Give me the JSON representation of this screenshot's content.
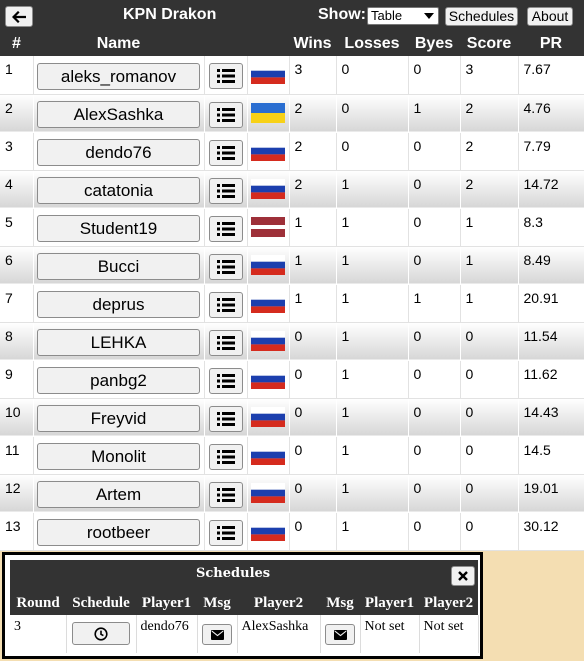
{
  "header": {
    "title": "KPN Drakon",
    "show_label": "Show:",
    "show_selected": "Table",
    "schedules_label": "Schedules",
    "about_label": "About"
  },
  "columns": {
    "rank": "#",
    "name": "Name",
    "wins": "Wins",
    "losses": "Losses",
    "byes": "Byes",
    "score": "Score",
    "pr": "PR"
  },
  "players": [
    {
      "rank": "1",
      "name": "aleks_romanov",
      "flag": "russia",
      "wins": "3",
      "losses": "0",
      "byes": "0",
      "score": "3",
      "pr": "7.67"
    },
    {
      "rank": "2",
      "name": "AlexSashka",
      "flag": "ukraine",
      "wins": "2",
      "losses": "0",
      "byes": "1",
      "score": "2",
      "pr": "4.76"
    },
    {
      "rank": "3",
      "name": "dendo76",
      "flag": "russia",
      "wins": "2",
      "losses": "0",
      "byes": "0",
      "score": "2",
      "pr": "7.79"
    },
    {
      "rank": "4",
      "name": "catatonia",
      "flag": "russia",
      "wins": "2",
      "losses": "1",
      "byes": "0",
      "score": "2",
      "pr": "14.72"
    },
    {
      "rank": "5",
      "name": "Student19",
      "flag": "latvia",
      "wins": "1",
      "losses": "1",
      "byes": "0",
      "score": "1",
      "pr": "8.3"
    },
    {
      "rank": "6",
      "name": "Bucci",
      "flag": "russia",
      "wins": "1",
      "losses": "1",
      "byes": "0",
      "score": "1",
      "pr": "8.49"
    },
    {
      "rank": "7",
      "name": "deprus",
      "flag": "russia",
      "wins": "1",
      "losses": "1",
      "byes": "1",
      "score": "1",
      "pr": "20.91"
    },
    {
      "rank": "8",
      "name": "LEHKA",
      "flag": "russia",
      "wins": "0",
      "losses": "1",
      "byes": "0",
      "score": "0",
      "pr": "11.54"
    },
    {
      "rank": "9",
      "name": "panbg2",
      "flag": "russia",
      "wins": "0",
      "losses": "1",
      "byes": "0",
      "score": "0",
      "pr": "11.62"
    },
    {
      "rank": "10",
      "name": "Freyvid",
      "flag": "russia",
      "wins": "0",
      "losses": "1",
      "byes": "0",
      "score": "0",
      "pr": "14.43"
    },
    {
      "rank": "11",
      "name": "Monolit",
      "flag": "russia",
      "wins": "0",
      "losses": "1",
      "byes": "0",
      "score": "0",
      "pr": "14.5"
    },
    {
      "rank": "12",
      "name": "Artem",
      "flag": "russia",
      "wins": "0",
      "losses": "1",
      "byes": "0",
      "score": "0",
      "pr": "19.01"
    },
    {
      "rank": "13",
      "name": "rootbeer",
      "flag": "russia",
      "wins": "0",
      "losses": "1",
      "byes": "0",
      "score": "0",
      "pr": "30.12"
    }
  ],
  "schedules": {
    "title": "Schedules",
    "columns": [
      "Round",
      "Schedule",
      "Player1",
      "Msg",
      "Player2",
      "Msg",
      "Player1",
      "Player2"
    ],
    "rows": [
      {
        "round": "3",
        "player1": "dendo76",
        "player2": "AlexSashka",
        "p1_status": "Not set",
        "p2_status": "Not set"
      }
    ]
  },
  "icons": {
    "back": "arrow-left-icon",
    "list": "list-icon",
    "close": "close-icon",
    "clock": "clock-icon",
    "mail": "envelope-icon"
  },
  "colors": {
    "header_bg": "#333333",
    "page_bg": "#f4deb2"
  }
}
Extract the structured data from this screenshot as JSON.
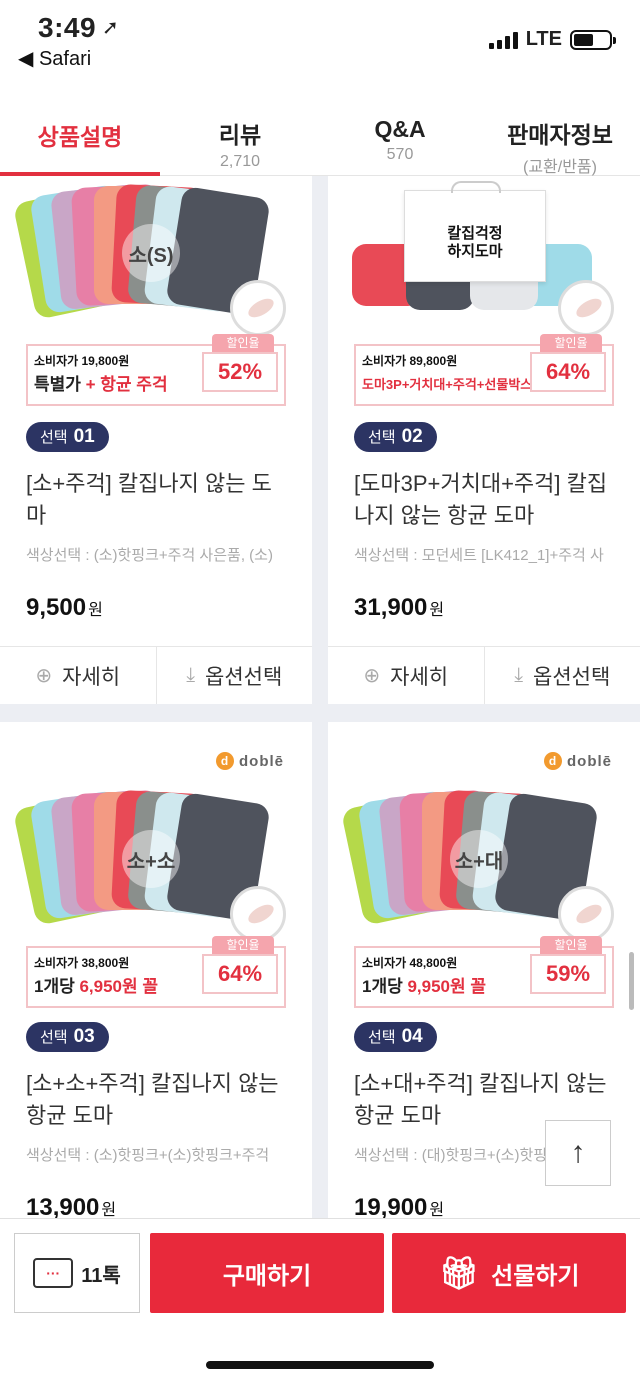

_ _ _

**TASK STATEMENT**
Output the records above exactly as they are, leaving out the pictures.

**REPLY TO THE TASK**
Give me the JSON representation of this screenshot's content.
{
  "header": {
    "title": "KPN Drakon",
    "show_label": "Show:",
    "show_selected": "Table",
    "schedules_label": "Schedules",
    "about_label": "About"
  },
  "columns": {
    "rank": "#",
    "name": "Name",
    "wins": "Wins",
    "losses": "Losses",
    "byes": "Byes",
    "score": "Score",
    "pr": "PR"
  },
  "players": [
    {
      "rank": "1",
      "name": "aleks_romanov",
      "flag": "russia",
      "wins": "3",
      "losses": "0",
      "byes": "0",
      "score": "3",
      "pr": "7.67"
    },
    {
      "rank": "2",
      "name": "AlexSashka",
      "flag": "ukraine",
      "wins": "2",
      "losses": "0",
      "byes": "1",
      "score": "2",
      "pr": "4.76"
    },
    {
      "rank": "3",
      "name": "dendo76",
      "flag": "russia",
      "wins": "2",
      "losses": "0",
      "byes": "0",
      "score": "2",
      "pr": "7.79"
    },
    {
      "rank": "4",
      "name": "catatonia",
      "flag": "russia",
      "wins": "2",
      "losses": "1",
      "byes": "0",
      "score": "2",
      "pr": "14.72"
    },
    {
      "rank": "5",
      "name": "Student19",
      "flag": "latvia",
      "wins": "1",
      "losses": "1",
      "byes": "0",
      "score": "1",
      "pr": "8.3"
    },
    {
      "rank": "6",
      "name": "Bucci",
      "flag": "russia",
      "wins": "1",
      "losses": "1",
      "byes": "0",
      "score": "1",
      "pr": "8.49"
    },
    {
      "rank": "7",
      "name": "deprus",
      "flag": "russia",
      "wins": "1",
      "losses": "1",
      "byes": "1",
      "score": "1",
      "pr": "20.91"
    },
    {
      "rank": "8",
      "name": "LEHKA",
      "flag": "russia",
      "wins": "0",
      "losses": "1",
      "byes": "0",
      "score": "0",
      "pr": "11.54"
    },
    {
      "rank": "9",
      "name": "panbg2",
      "flag": "russia",
      "wins": "0",
      "losses": "1",
      "byes": "0",
      "score": "0",
      "pr": "11.62"
    },
    {
      "rank": "10",
      "name": "Freyvid",
      "flag": "russia",
      "wins": "0",
      "losses": "1",
      "byes": "0",
      "score": "0",
      "pr": "14.43"
    },
    {
      "rank": "11",
      "name": "Monolit",
      "flag": "russia",
      "wins": "0",
      "losses": "1",
      "byes": "0",
      "score": "0",
      "pr": "14.5"
    },
    {
      "rank": "12",
      "name": "Artem",
      "flag": "russia",
      "wins": "0",
      "losses": "1",
      "byes": "0",
      "score": "0",
      "pr": "19.01"
    },
    {
      "rank": "13",
      "name": "rootbeer",
      "flag": "russia",
      "wins": "0",
      "losses": "1",
      "byes": "0",
      "score": "0",
      "pr": "30.12"
    }
  ],
  "schedules": {
    "title": "Schedules",
    "columns": [
      "Round",
      "Schedule",
      "Player1",
      "Msg",
      "Player2",
      "Msg",
      "Player1",
      "Player2"
    ],
    "rows": [
      {
        "round": "3",
        "player1": "dendo76",
        "player2": "AlexSashka",
        "p1_status": "Not set",
        "p2_status": "Not set"
      }
    ]
  },
  "icons": {
    "back": "arrow-left-icon",
    "list": "list-icon",
    "close": "close-icon",
    "clock": "clock-icon",
    "mail": "envelope-icon"
  },
  "colors": {
    "header_bg": "#333333",
    "page_bg": "#f4deb2"
  }
}
Extract the structured data from this screenshot as JSON.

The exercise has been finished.